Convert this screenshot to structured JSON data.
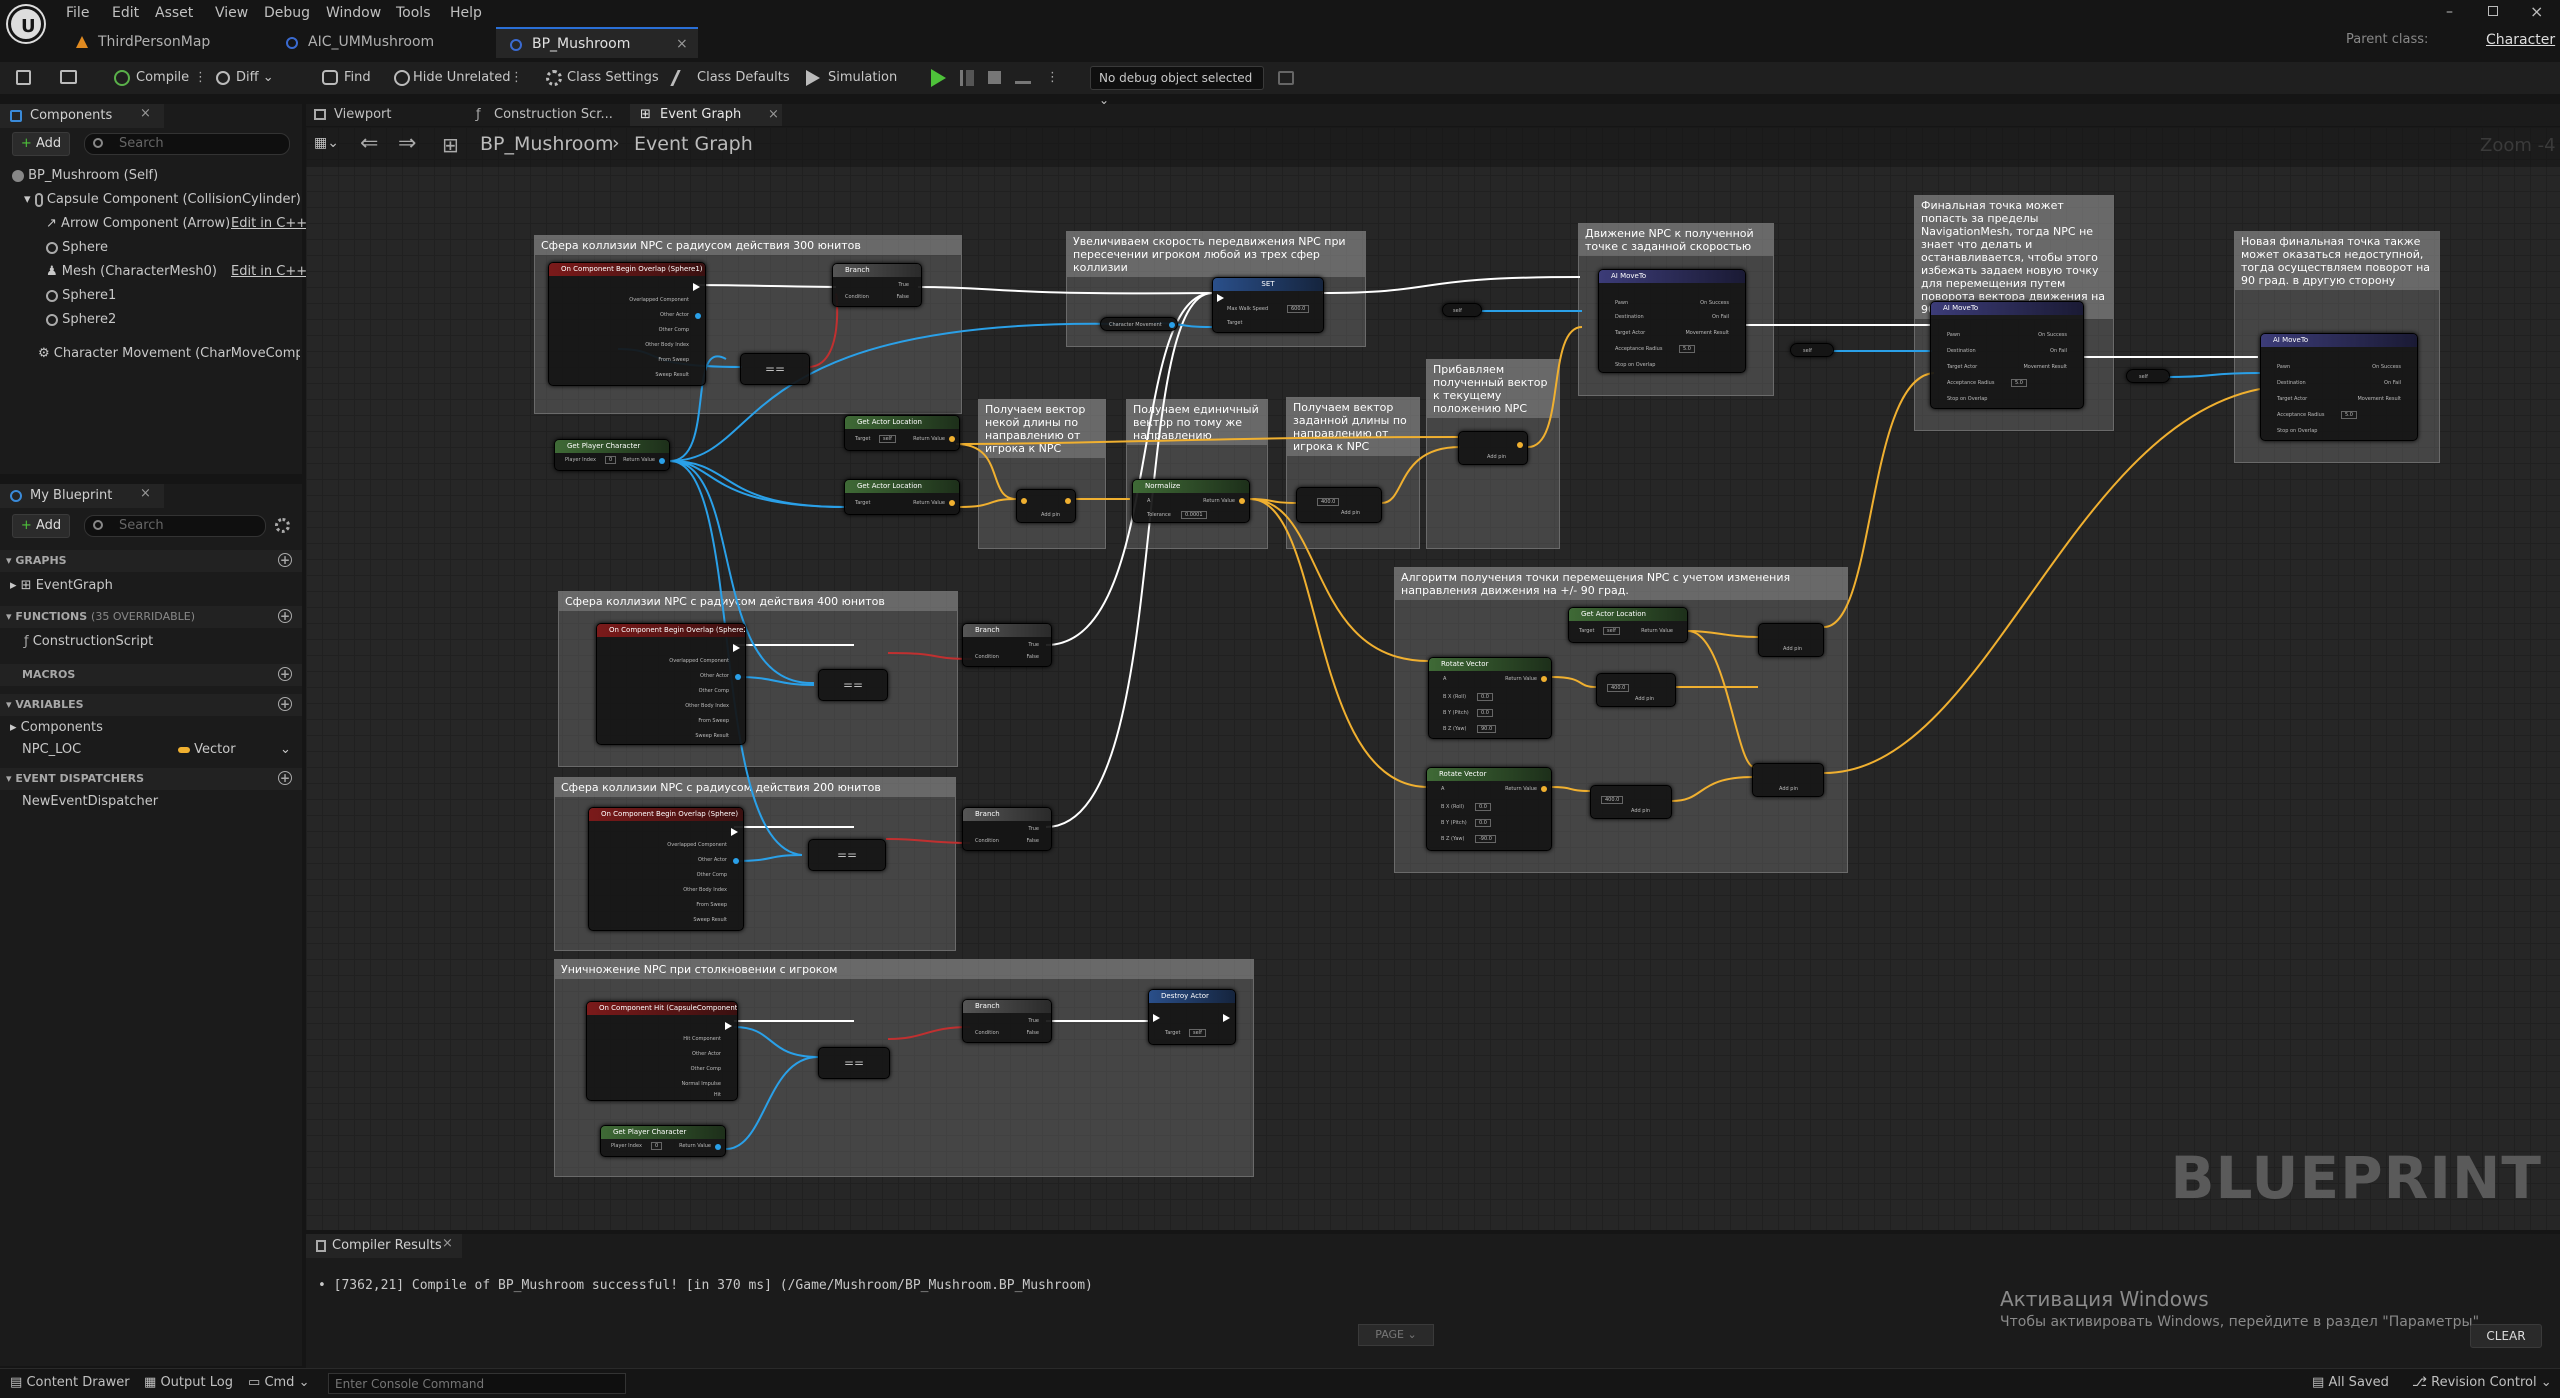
{
  "menu": [
    "File",
    "Edit",
    "Asset",
    "View",
    "Debug",
    "Window",
    "Tools",
    "Help"
  ],
  "tabs": [
    "ThirdPersonMap",
    "AIC_UMMushroom",
    "BP_Mushroom"
  ],
  "parent_class_label": "Parent class:",
  "parent_class_value": "Character",
  "toolbar": {
    "compile": "Compile",
    "diff": "Diff",
    "find": "Find",
    "hide_unrelated": "Hide Unrelated",
    "class_settings": "Class Settings",
    "class_defaults": "Class Defaults",
    "simulation": "Simulation",
    "debug_select": "No debug object selected"
  },
  "components": {
    "tab": "Components",
    "add": "Add",
    "search": "Search",
    "tree": [
      {
        "label": "BP_Mushroom (Self)",
        "extra": ""
      },
      {
        "label": "Capsule Component (CollisionCylinder)",
        "extra": "E"
      },
      {
        "label": "Arrow Component (Arrow)",
        "extra": "Edit in C++"
      },
      {
        "label": "Sphere",
        "extra": ""
      },
      {
        "label": "Mesh (CharacterMesh0)",
        "extra": "Edit in C++"
      },
      {
        "label": "Sphere1",
        "extra": ""
      },
      {
        "label": "Sphere2",
        "extra": ""
      },
      {
        "label": "Character Movement (CharMoveComp)",
        "extra": "E"
      }
    ]
  },
  "myblueprint": {
    "tab": "My Blueprint",
    "add": "Add",
    "search": "Search",
    "graphs": "GRAPHS",
    "eventgraph": "EventGraph",
    "functions": "FUNCTIONS",
    "functions_count": "(35 OVERRIDABLE)",
    "construction": "ConstructionScript",
    "macros": "MACROS",
    "variables": "VARIABLES",
    "components": "Components",
    "var_name": "NPC_LOC",
    "var_type": "Vector",
    "dispatchers": "EVENT DISPATCHERS",
    "dispatcher": "NewEventDispatcher"
  },
  "editor_tabs": [
    "Viewport",
    "Construction Scr...",
    "Event Graph"
  ],
  "breadcrumb": {
    "bp": "BP_Mushroom",
    "graph": "Event Graph"
  },
  "zoom": "Zoom -4",
  "watermark": "BLUEPRINT",
  "comments": [
    "Сфера коллизии NPC с радиусом действия 300 юнитов",
    "Увеличиваем скорость передвижения NPC при пересечении игроком любой из трех сфер коллизии",
    "Движение NPC к полученной точке с заданной скоростью",
    "Финальная точка может попасть за пределы NavigationMesh, тогда NPC не знает что делать и останавливается, чтобы этого избежать задаем новую точку для перемещения путем поворота вектора движения на 90 град.",
    "Новая финальная точка также может оказаться недоступной, тогда осуществляем поворот на 90 град. в другую сторону",
    "Получаем вектор некой длины по направлению от игрока к NPC",
    "Получаем единичный вектор по тому же направлению",
    "Получаем вектор заданной длины по направлению от игрока к NPC",
    "Прибавляем полученный вектор к текущему положению NPC",
    "Алгоритм получения точки перемещения NPC с учетом изменения направления движения на +/- 90 град.",
    "Сфера коллизии NPC с радиусом действия 400 юнитов",
    "Сфера коллизии NPC с радиусом действия 200 юнитов",
    "Уничножение NPC при столкновении с игроком"
  ],
  "nodes": {
    "overlap1": "On Component Begin Overlap (Sphere1)",
    "overlap2": "On Component Begin Overlap (Sphere2)",
    "overlap3": "On Component Begin Overlap (Sphere)",
    "hit": "On Component Hit (CapsuleComponent)",
    "branch": "Branch",
    "equal": "==",
    "getplayer": "Get Player Character",
    "actorloc": "Get Actor Location",
    "set": "SET",
    "moveto": "AI MoveTo",
    "normalize": "Normalize",
    "rotate": "Rotate Vector",
    "destroy": "Destroy Actor",
    "addpin": "Add pin",
    "true": "True",
    "false": "False",
    "condition": "Condition",
    "target": "Target",
    "self": "self",
    "return": "Return Value",
    "index": "Player Index",
    "maxwalk": "Max Walk Speed",
    "charmove": "Character Movement",
    "pawn": "Pawn",
    "dest": "Destination",
    "targetactor": "Target Actor",
    "radius": "Acceptance Radius",
    "stop": "Stop on Overlap",
    "onsuccess": "On Success",
    "onfail": "On Fail",
    "moveresult": "Movement Result",
    "overlapped": "Overlapped Component",
    "otheractor": "Other Actor",
    "othercomp": "Other Comp",
    "otherbody": "Other Body Index",
    "fromsweep": "From Sweep",
    "sweepresult": "Sweep Result",
    "hitcomp": "Hit Component",
    "normalimpulse": "Normal Impulse",
    "hit_pin": "Hit",
    "tolerance": "Tolerance",
    "a": "A",
    "bx": "B X (Roll)",
    "by": "B Y (Pitch)",
    "bz": "B Z (Yaw)",
    "speed": "600.0",
    "tol": "0.0001",
    "len": "400.0",
    "rad": "5.0",
    "ang1": "90.0",
    "ang2": "-90.0",
    "zero": "0.0",
    "idx": "0"
  },
  "compiler": {
    "tab": "Compiler Results",
    "msg": "[7362,21] Compile of BP_Mushroom successful! [in 370 ms] (/Game/Mushroom/BP_Mushroom.BP_Mushroom)",
    "page": "PAGE",
    "clear": "CLEAR"
  },
  "activation": {
    "title": "Активация Windows",
    "sub": "Чтобы активировать Windows, перейдите в раздел \"Параметры\"."
  },
  "status": {
    "content_drawer": "Content Drawer",
    "output_log": "Output Log",
    "cmd": "Cmd",
    "console_placeholder": "Enter Console Command",
    "saved": "All Saved",
    "revision": "Revision Control"
  }
}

● ● ● ●

● **GIVEN EXERCISE**
Gather each line from the listing above that holds "град".

● **SOLUTION**
    "Финальная точка может попасть за пределы NavigationMesh, тогда NPC не знает что делать и останавливается, чтобы этого избежать задаем новую точку для перемещения путем поворота вектора движения на 90 град.",
    "Новая финальная точка также может оказаться недоступной, тогда осуществляем поворот на 90 град. в другую сторону",
    "Алгоритм получения точки перемещения NPC с учетом изменения направления движения на +/- 90 град.",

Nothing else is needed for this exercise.